(Collection entries)

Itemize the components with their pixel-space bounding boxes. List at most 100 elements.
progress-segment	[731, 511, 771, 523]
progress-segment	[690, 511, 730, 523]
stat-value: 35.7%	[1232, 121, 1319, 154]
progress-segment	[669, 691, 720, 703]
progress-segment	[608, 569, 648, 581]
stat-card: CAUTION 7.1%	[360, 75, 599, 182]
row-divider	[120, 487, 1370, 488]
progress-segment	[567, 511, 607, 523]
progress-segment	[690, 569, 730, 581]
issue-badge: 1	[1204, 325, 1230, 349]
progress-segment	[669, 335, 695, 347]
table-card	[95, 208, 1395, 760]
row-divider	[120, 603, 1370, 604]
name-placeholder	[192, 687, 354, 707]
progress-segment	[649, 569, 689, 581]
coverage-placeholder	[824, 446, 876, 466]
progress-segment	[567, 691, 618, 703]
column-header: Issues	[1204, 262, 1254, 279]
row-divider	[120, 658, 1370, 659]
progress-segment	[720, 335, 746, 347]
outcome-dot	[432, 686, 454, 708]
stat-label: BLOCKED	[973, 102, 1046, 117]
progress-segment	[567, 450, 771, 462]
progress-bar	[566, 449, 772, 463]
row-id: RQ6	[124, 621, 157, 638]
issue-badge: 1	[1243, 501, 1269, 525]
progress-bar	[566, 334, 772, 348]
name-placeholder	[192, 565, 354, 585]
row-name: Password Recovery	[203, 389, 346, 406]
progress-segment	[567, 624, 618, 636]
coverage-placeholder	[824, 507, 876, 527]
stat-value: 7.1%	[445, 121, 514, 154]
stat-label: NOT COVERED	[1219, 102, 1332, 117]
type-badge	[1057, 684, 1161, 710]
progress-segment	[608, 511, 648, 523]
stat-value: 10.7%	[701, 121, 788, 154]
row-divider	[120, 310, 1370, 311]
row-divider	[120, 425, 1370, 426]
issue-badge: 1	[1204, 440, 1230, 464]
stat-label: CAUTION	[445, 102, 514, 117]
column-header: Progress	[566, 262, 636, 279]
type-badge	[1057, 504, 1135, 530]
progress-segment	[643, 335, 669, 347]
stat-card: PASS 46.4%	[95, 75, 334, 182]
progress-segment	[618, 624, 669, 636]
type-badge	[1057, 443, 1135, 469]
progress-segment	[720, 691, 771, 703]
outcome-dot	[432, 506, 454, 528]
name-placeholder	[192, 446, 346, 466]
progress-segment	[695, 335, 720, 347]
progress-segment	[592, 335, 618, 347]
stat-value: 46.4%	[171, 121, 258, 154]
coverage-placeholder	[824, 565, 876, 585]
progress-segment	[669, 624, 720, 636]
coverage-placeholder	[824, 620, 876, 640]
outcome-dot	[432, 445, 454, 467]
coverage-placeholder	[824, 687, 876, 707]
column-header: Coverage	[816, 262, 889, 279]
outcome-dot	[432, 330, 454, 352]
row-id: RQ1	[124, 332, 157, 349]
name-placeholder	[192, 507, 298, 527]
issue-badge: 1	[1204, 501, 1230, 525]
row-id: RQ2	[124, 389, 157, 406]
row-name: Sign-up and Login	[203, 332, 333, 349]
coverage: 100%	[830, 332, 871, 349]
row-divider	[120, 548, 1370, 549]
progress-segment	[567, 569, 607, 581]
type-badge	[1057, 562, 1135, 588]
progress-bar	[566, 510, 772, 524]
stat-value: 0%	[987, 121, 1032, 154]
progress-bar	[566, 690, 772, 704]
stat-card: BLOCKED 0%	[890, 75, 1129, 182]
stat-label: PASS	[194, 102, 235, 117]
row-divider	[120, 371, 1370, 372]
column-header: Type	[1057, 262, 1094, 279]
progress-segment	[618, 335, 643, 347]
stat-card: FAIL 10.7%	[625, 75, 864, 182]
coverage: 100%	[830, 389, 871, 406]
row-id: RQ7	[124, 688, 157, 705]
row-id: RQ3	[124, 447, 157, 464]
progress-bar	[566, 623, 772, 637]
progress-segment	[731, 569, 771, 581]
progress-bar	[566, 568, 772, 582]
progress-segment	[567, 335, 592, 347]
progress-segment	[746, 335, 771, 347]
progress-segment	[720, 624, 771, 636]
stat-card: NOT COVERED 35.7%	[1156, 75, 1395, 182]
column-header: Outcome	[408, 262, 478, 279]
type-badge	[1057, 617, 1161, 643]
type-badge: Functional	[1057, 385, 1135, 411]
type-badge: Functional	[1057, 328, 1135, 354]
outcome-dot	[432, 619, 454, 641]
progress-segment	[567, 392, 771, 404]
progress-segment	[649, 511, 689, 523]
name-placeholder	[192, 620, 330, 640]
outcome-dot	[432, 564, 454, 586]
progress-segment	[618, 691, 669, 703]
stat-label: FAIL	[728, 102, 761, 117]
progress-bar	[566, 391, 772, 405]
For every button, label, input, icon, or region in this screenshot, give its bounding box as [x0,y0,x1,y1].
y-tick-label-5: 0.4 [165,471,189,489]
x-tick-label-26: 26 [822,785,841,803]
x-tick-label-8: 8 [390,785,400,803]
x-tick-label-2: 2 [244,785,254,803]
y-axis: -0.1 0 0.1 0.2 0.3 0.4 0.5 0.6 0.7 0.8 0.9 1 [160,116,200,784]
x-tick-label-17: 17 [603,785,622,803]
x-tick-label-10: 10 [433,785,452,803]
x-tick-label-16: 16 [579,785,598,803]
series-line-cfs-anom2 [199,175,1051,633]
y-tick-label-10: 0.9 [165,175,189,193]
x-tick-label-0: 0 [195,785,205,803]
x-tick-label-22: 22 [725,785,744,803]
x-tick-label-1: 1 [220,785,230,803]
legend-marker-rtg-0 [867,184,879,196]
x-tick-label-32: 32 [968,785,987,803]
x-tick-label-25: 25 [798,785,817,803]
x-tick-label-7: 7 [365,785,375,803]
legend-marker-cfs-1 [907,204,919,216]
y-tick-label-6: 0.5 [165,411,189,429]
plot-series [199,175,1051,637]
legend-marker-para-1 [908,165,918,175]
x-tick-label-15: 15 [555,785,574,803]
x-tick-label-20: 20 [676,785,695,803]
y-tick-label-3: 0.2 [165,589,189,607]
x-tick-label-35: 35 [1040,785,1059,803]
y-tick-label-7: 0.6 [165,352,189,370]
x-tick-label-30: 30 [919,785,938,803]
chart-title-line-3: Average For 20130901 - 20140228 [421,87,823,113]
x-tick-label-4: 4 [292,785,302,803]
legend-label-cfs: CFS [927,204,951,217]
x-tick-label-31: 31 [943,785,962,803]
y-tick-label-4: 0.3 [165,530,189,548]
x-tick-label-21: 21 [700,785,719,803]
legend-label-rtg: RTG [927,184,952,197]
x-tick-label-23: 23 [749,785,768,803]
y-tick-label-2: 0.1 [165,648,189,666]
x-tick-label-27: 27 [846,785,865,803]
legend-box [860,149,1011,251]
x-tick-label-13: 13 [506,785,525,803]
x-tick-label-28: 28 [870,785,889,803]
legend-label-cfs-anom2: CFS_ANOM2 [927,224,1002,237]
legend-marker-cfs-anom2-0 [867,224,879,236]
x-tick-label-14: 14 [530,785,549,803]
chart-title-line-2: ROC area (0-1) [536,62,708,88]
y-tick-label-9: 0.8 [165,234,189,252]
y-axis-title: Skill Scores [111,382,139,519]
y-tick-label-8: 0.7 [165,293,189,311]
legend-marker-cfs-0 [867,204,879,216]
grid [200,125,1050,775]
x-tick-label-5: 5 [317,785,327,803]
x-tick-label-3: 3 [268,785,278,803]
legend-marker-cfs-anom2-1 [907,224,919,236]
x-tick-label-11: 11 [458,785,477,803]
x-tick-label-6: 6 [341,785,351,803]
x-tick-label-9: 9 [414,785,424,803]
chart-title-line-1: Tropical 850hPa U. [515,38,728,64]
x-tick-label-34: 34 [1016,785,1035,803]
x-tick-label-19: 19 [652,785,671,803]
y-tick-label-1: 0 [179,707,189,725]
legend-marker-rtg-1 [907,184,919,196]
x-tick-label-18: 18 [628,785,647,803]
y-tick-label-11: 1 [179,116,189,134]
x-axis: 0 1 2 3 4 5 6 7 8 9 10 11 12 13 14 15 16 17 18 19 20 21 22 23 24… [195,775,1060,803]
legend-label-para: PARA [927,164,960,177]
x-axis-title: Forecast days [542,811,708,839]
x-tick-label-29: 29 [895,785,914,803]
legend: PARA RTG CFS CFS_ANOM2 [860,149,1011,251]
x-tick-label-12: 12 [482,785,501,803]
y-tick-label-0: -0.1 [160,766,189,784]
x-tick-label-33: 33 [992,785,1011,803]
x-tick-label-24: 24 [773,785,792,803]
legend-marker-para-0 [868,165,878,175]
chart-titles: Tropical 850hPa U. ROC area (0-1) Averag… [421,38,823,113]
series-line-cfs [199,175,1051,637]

**WORK TO DO**. Copy the items word for word, from the very first line down to and including the line that holds "335, 746, 347]".

**TASK ANSWER**.
Itemize the components with their pixel-space bounding boxes. List at most 100 elements.
progress-segment	[731, 511, 771, 523]
progress-segment	[690, 511, 730, 523]
stat-value: 35.7%	[1232, 121, 1319, 154]
progress-segment	[669, 691, 720, 703]
progress-segment	[608, 569, 648, 581]
stat-card: CAUTION 7.1%	[360, 75, 599, 182]
row-divider	[120, 487, 1370, 488]
progress-segment	[567, 511, 607, 523]
progress-segment	[690, 569, 730, 581]
issue-badge: 1	[1204, 325, 1230, 349]
progress-segment	[669, 335, 695, 347]
table-card	[95, 208, 1395, 760]
row-divider	[120, 603, 1370, 604]
name-placeholder	[192, 687, 354, 707]
progress-segment	[649, 569, 689, 581]
coverage-placeholder	[824, 446, 876, 466]
progress-segment	[567, 691, 618, 703]
column-header: Issues	[1204, 262, 1254, 279]
row-divider	[120, 658, 1370, 659]
progress-segment	[720, 335, 746, 347]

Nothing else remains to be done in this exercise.